## start

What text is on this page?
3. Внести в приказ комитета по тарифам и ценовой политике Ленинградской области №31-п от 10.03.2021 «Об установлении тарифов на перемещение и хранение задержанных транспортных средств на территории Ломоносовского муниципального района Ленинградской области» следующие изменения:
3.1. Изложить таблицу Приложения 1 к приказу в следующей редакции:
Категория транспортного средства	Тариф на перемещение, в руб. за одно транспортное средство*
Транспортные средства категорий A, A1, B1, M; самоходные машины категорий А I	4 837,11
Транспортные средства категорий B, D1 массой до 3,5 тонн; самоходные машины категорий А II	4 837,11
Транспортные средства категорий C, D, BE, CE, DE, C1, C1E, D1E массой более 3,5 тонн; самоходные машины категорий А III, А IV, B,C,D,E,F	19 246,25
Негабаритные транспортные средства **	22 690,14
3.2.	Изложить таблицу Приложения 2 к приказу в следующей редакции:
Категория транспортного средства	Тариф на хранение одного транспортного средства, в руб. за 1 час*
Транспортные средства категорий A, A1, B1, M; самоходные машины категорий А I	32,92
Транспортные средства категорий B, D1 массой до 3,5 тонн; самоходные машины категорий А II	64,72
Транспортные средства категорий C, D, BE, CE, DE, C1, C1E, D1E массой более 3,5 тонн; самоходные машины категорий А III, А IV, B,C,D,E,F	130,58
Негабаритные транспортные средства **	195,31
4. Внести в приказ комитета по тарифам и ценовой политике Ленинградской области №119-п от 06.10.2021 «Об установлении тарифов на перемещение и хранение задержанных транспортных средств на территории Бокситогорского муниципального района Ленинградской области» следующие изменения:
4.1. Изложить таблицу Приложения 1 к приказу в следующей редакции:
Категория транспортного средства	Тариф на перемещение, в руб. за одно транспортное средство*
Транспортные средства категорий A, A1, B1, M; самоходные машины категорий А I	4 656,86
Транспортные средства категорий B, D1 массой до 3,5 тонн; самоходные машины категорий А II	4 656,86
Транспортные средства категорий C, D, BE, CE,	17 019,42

## end

Copy out all lines where the word "следующие" appears.

3. Внести в приказ комитета по тарифам и ценовой политике Ленинградской области №31-п от 10.03.2021 «Об установлении тарифов на перемещение и хранение задержанных транспортных средств на территории Ломоносовского муниципального района Ленинградской области» следующие изменения:
4. Внести в приказ комитета по тарифам и ценовой политике Ленинградской области №119-п от 06.10.2021 «Об установлении тарифов на перемещение и хранение задержанных транспортных средств на территории Бокситогорского муниципального района Ленинградской области» следующие изменения:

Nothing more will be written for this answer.